Stored data:

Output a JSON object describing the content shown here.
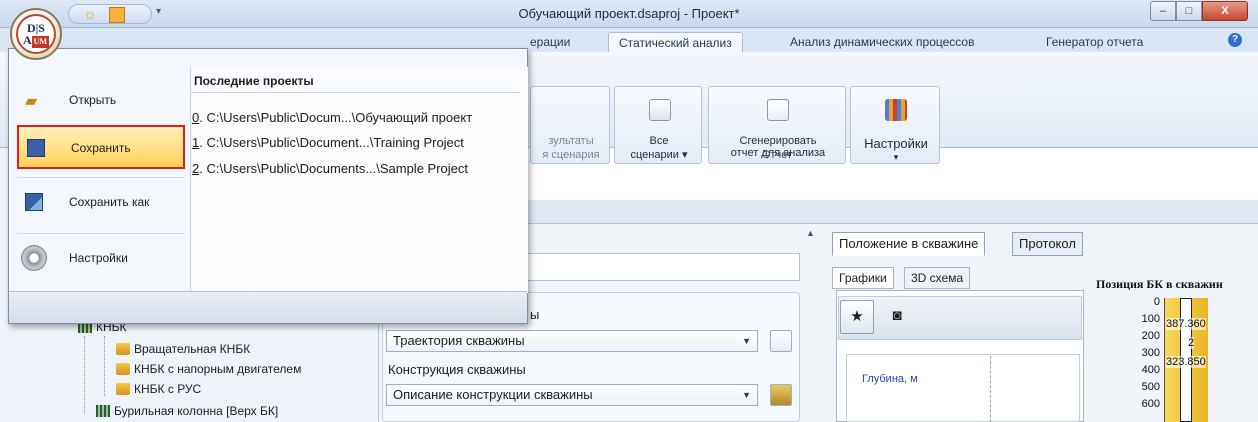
{
  "window": {
    "title": "Обучающий проект.dsaproj - Проект*",
    "logo_text_top": "D|S",
    "logo_text_bottom_a": "A",
    "logo_text_bottom_um": "UM",
    "min": "–",
    "max": "□",
    "close": "X"
  },
  "ribbon": {
    "tabs": [
      "ерации",
      "Статический анализ",
      "Анализ динамических процессов",
      "Генератор отчета"
    ],
    "active_tab": "Статический анализ",
    "help": "?",
    "results_label_1": "зультаты",
    "results_label_2": "я сценария",
    "all_scenarios_1": "Все",
    "all_scenarios_2": "сценарии ▾",
    "gen_report_1": "Сгенерировать",
    "gen_report_2": "отчет для анализа",
    "group_report": "Отчет",
    "settings": "Настройки",
    "settings_arrow": "▾"
  },
  "app_menu": {
    "items": [
      {
        "label": "Открыть",
        "icon": "folder-open-icon"
      },
      {
        "label": "Сохранить",
        "icon": "save-icon"
      },
      {
        "label": "Сохранить как",
        "icon": "save-as-icon"
      },
      {
        "label": "Настройки",
        "icon": "gears-icon"
      }
    ],
    "recent_heading": "Последние проекты",
    "recent": [
      {
        "num": "0",
        "path": ". C:\\Users\\Public\\Docum...\\Обучающий проект"
      },
      {
        "num": "1",
        "path": ". C:\\Users\\Public\\Document...\\Training Project"
      },
      {
        "num": "2",
        "path": ". C:\\Users\\Public\\Documents...\\Sample Project"
      }
    ]
  },
  "tree": {
    "partial": "КНБК",
    "items": [
      "Вращательная КНБК",
      "КНБК с напорным двигателем",
      "КНБК с РУС",
      "Бурильная колонна [Верх БК]"
    ]
  },
  "center": {
    "partial_label": "ы",
    "trajectory_combo": "Траектория скважины",
    "construction_label": "Конструкция скважины",
    "construction_combo": "Описание конструкции скважины"
  },
  "right": {
    "tabs": [
      "Положение в скважине",
      "Протокол"
    ],
    "subtabs": [
      "Графики",
      "3D схема"
    ],
    "depth_label": "Глубина, м",
    "ruler_title": "Позиция БК в скважин",
    "ruler_ticks": [
      "0",
      "100",
      "200",
      "300",
      "400",
      "500",
      "600"
    ],
    "ruler_values": [
      "387.360",
      "2",
      "323.850"
    ]
  }
}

THE TASK = Isolate the lines above that contain the word "Users" and copy them.

ANSWER IN FULL =
        "path": ". C:\\Users\\Public\\Docum...\\Обучающий проект"
        "path": ". C:\\Users\\Public\\Document...\\Training Project"
        "path": ". C:\\Users\\Public\\Documents...\\Sample Project"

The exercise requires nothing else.